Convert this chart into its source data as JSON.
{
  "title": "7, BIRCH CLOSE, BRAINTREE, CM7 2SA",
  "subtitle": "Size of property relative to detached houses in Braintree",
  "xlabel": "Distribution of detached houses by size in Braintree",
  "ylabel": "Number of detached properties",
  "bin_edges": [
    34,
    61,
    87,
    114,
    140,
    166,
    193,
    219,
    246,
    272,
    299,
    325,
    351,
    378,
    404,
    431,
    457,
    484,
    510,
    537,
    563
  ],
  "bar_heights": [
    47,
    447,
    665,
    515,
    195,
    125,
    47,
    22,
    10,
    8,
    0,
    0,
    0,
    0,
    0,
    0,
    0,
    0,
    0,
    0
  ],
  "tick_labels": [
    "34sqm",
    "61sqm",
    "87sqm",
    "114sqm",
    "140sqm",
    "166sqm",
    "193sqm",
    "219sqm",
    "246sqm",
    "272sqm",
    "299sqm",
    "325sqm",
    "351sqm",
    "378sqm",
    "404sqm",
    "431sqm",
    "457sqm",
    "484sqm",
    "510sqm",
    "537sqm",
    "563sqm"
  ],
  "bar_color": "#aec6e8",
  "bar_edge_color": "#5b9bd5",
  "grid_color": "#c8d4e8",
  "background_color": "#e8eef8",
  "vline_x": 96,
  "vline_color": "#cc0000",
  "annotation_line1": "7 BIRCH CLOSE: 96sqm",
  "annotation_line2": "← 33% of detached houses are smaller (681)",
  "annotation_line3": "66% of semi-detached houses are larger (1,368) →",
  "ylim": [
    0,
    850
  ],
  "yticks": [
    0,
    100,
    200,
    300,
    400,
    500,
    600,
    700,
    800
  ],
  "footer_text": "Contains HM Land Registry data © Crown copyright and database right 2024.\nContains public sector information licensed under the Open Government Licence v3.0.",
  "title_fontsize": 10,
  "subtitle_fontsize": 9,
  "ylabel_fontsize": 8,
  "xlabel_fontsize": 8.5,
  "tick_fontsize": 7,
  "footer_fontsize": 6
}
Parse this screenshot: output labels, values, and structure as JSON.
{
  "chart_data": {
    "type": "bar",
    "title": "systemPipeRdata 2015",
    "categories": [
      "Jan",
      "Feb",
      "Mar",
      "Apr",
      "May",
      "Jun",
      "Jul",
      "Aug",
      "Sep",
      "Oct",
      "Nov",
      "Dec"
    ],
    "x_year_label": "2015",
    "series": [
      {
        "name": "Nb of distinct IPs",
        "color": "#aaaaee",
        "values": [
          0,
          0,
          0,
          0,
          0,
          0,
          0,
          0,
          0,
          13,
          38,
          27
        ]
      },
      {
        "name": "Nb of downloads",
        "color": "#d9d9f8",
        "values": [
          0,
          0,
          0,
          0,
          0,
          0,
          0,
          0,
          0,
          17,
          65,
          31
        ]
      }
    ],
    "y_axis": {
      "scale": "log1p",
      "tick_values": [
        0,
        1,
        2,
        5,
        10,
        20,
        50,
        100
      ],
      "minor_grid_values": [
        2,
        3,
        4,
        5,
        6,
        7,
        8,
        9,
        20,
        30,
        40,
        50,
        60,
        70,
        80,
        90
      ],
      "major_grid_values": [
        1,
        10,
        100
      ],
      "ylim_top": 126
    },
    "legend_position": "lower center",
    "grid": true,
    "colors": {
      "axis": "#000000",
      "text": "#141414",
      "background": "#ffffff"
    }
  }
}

**Exercise requirements:** From the material, report only how many lines include the word "CLOSE".

**Response:** 2